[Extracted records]

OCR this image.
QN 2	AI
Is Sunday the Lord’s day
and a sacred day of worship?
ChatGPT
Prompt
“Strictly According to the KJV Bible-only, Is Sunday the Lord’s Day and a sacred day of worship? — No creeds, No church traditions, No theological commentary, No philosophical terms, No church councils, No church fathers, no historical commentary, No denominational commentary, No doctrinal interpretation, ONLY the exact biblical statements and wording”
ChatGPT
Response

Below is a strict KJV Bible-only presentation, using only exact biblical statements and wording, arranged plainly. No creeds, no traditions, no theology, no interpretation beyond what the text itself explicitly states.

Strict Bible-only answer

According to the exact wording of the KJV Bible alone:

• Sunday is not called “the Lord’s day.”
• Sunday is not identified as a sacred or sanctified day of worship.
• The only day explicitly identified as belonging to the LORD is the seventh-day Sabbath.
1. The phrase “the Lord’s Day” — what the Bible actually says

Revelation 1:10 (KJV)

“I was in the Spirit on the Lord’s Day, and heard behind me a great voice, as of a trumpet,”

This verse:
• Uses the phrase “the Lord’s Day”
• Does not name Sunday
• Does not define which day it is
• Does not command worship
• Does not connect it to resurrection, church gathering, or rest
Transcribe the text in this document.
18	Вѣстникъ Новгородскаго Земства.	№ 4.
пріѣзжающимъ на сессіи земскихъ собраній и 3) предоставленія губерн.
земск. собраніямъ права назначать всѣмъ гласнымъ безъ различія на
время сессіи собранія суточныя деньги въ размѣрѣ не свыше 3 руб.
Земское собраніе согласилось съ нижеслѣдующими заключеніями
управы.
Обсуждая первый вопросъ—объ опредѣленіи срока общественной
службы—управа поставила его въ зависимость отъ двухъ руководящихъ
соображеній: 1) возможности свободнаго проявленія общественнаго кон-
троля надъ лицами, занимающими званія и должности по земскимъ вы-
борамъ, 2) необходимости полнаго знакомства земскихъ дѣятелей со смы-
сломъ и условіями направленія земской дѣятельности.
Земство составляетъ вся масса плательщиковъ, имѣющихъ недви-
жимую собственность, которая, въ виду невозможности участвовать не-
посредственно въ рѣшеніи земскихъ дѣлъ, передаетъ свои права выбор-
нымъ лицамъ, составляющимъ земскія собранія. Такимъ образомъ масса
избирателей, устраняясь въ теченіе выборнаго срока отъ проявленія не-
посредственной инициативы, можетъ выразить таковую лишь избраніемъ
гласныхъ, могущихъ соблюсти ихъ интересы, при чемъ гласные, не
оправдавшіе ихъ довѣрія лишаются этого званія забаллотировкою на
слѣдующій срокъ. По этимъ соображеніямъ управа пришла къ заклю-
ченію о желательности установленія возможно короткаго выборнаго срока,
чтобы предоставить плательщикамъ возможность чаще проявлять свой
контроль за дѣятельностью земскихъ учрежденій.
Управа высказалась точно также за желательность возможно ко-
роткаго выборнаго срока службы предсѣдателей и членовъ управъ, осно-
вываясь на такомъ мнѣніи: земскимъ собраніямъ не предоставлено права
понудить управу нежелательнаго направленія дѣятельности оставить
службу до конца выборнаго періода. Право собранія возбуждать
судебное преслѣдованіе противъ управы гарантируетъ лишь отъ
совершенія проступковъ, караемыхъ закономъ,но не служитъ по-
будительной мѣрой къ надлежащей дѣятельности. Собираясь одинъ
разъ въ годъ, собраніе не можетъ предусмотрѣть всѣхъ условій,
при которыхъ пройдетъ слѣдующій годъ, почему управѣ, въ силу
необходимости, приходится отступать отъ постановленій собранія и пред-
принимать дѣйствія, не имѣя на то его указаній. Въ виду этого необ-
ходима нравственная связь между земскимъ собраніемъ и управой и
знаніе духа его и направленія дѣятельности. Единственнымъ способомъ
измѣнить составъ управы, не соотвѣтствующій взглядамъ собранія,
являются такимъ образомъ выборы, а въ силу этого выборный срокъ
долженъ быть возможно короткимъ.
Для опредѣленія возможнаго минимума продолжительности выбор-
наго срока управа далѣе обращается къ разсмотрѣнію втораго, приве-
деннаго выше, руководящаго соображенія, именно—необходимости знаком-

▶ [TASK TO CARRY OUT]:
Set down every line of the listing above again, exactly as given.

▶ [SOLVED PROBLEM]:
OCR this image.
QN 2	AI
Is Sunday the Lord’s day
and a sacred day of worship?
ChatGPT
Prompt
“Strictly According to the KJV Bible-only, Is Sunday the Lord’s Day and a sacred day of worship? — No creeds, No church traditions, No theological commentary, No philosophical terms, No church councils, No church fathers, no historical commentary, No denominational commentary, No doctrinal interpretation, ONLY the exact biblical statements and wording”
ChatGPT
Response

Below is a strict KJV Bible-only presentation, using only exact biblical statements and wording, arranged plainly. No creeds, no traditions, no theology, no interpretation beyond what the text itself explicitly states.

Strict Bible-only answer

According to the exact wording of the KJV Bible alone:

• Sunday is not called “the Lord’s day.”
• Sunday is not identified as a sacred or sanctified day of worship.
• The only day explicitly identified as belonging to the LORD is the seventh-day Sabbath.
1. The phrase “the Lord’s Day” — what the Bible actually says

Revelation 1:10 (KJV)

“I was in the Spirit on the Lord’s Day, and heard behind me a great voice, as of a trumpet,”

This verse:
• Uses the phrase “the Lord’s Day”
• Does not name Sunday
• Does not define which day it is
• Does not command worship
• Does not connect it to resurrection, church gathering, or rest
Transcribe the text in this document.
18	Вѣстникъ Новгородскаго Земства.	№ 4.
пріѣзжающимъ на сессіи земскихъ собраній и 3) предоставленія губерн.
земск. собраніямъ права назначать всѣмъ гласнымъ безъ различія на
время сессіи собранія суточныя деньги въ размѣрѣ не свыше 3 руб.
Земское собраніе согласилось съ нижеслѣдующими заключеніями
управы.
Обсуждая первый вопросъ—объ опредѣленіи срока общественной
службы—управа поставила его въ зависимость отъ двухъ руководящихъ
соображеній: 1) возможности свободнаго проявленія общественнаго кон-
троля надъ лицами, занимающими званія и должности по земскимъ вы-
борамъ, 2) необходимости полнаго знакомства земскихъ дѣятелей со смы-
сломъ и условіями направленія земской дѣятельности.
Земство составляетъ вся масса плательщиковъ, имѣющихъ недви-
жимую собственность, которая, въ виду невозможности участвовать не-
посредственно въ рѣшеніи земскихъ дѣлъ, передаетъ свои права выбор-
нымъ лицамъ, составляющимъ земскія собранія. Такимъ образомъ масса
избирателей, устраняясь въ теченіе выборнаго срока отъ проявленія не-
посредственной инициативы, можетъ выразить таковую лишь избраніемъ
гласныхъ, могущихъ соблюсти ихъ интересы, при чемъ гласные, не
оправдавшіе ихъ довѣрія лишаются этого званія забаллотировкою на
слѣдующій срокъ. По этимъ соображеніямъ управа пришла къ заклю-
ченію о желательности установленія возможно короткаго выборнаго срока,
чтобы предоставить плательщикамъ возможность чаще проявлять свой
контроль за дѣятельностью земскихъ учрежденій.
Управа высказалась точно также за желательность возможно ко-
роткаго выборнаго срока службы предсѣдателей и членовъ управъ, осно-
вываясь на такомъ мнѣніи: земскимъ собраніямъ не предоставлено права
понудить управу нежелательнаго направленія дѣятельности оставить
службу до конца выборнаго періода. Право собранія возбуждать
судебное преслѣдованіе противъ управы гарантируетъ лишь отъ
совершенія проступковъ, караемыхъ закономъ,но не служитъ по-
будительной мѣрой къ надлежащей дѣятельности. Собираясь одинъ
разъ въ годъ, собраніе не можетъ предусмотрѣть всѣхъ условій,
при которыхъ пройдетъ слѣдующій годъ, почему управѣ, въ силу
необходимости, приходится отступать отъ постановленій собранія и пред-
принимать дѣйствія, не имѣя на то его указаній. Въ виду этого необ-
ходима нравственная связь между земскимъ собраніемъ и управой и
знаніе духа его и направленія дѣятельности. Единственнымъ способомъ
измѣнить составъ управы, не соотвѣтствующій взглядамъ собранія,
являются такимъ образомъ выборы, а въ силу этого выборный срокъ
долженъ быть возможно короткимъ.
Для опредѣленія возможнаго минимума продолжительности выбор-
наго срока управа далѣе обращается къ разсмотрѣнію втораго, приве-
деннаго выше, руководящаго соображенія, именно—необходимости знаком-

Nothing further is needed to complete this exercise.